> **Text block**:
----

Consider how strange the visual record actually is. Because no lens was permitted inside, a cable channel hired actors to re-enact each day’s testimony and aired the dramatization the same night, so that millions watched a performance of the trial in place of the trial itself. The man arriving late in pajama bottoms, the brief pantomime on the roof of an SUV outside the courthouse — these became the proceeding’s defining images precisely because the proceeding had none of its own. The series treats that substitution as its founding problem: a country formed a lasting judgment from sketches, sound bites and re-enactors, then held onto the judgment long after the sources behind it had faded.

Director Nick Green reconstructs the trial the way an investigator rebuilds a scene, from primary material rather than from memory or montage. Jurors walk back through the evidence as they handled it at the time, in the order it reached them. Eyewitnesses, accusers and defenders each speak from their own side of the aisle, and the accounts are left to scrape against one another rather than be smoothed into one tidy narration. Archival footage from the Neverland investigation sits beside the courtroom record. The texture is deliberately unglamorous — case files, transcripts, the flat institutional light of mid-decade news footage — and that plainness is doing the work. The series is far less interested in handing you a conclusion than in laying out the raw material the public never actually held.

The jurors are its quietest provocation. They are the only people who saw all of it — every exhibit, every cross-examination, every witness who held together and every one who came apart under questioning — and they are the ones the audience has spent two decades second-guessing from a position of much less information. Hearing them describe, in unhurried words, the moment the case turned for them reframes the acquittal. It stops being a verdict the public merely suspects and becomes a decision made by people who were paying closer attention than almost anyone who has argued about it since.

----

> **Aim 1**: According to the text about the trial series, what did a cable channel do because no cameras were allowed inside the courtroom?
> **Aim 2**: Reproduce the text about the trial series word for word, everything from "Consider how strange" down to "it had faded.".

> **Provided data**:
----

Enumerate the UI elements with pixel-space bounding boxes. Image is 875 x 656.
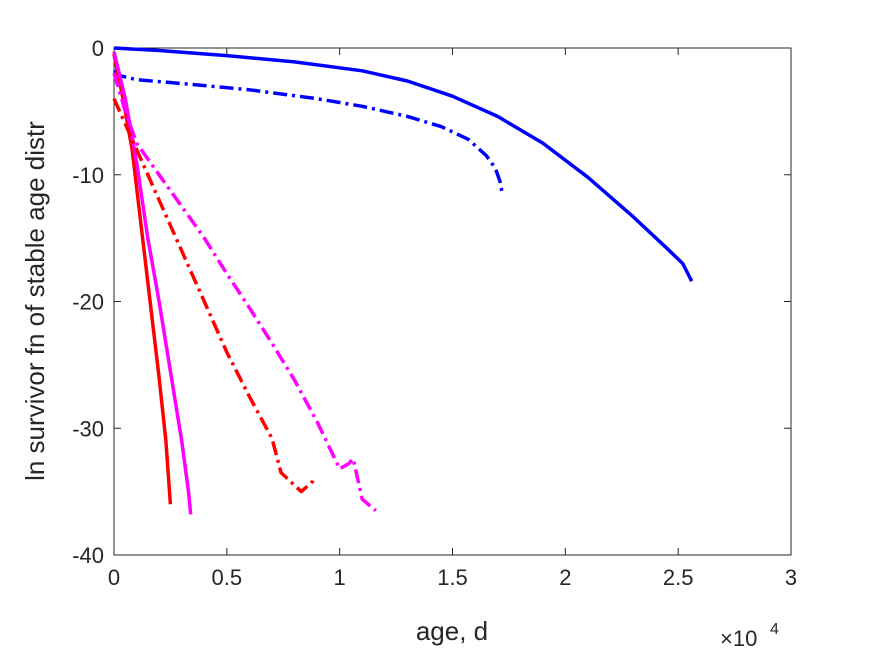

----

> **Final answer 1**: It hired actors to re-enact each day's testimony and aired the dramatization the same night.

> **Final answer 2**:
Consider how strange the visual record actually is. Because no lens was permitted inside, a cable channel hired actors to re-enact each day’s testimony and aired the dramatization the same night, so that millions watched a performance of the trial in place of the trial itself. The man arriving late in pajama bottoms, the brief pantomime on the roof of an SUV outside the courthouse — these became the proceeding’s defining images precisely because the proceeding had none of its own. The series treats that substitution as its founding problem: a country formed a lasting judgment from sketches, sound bites and re-enactors, then held onto the judgment long after the sources behind it had faded.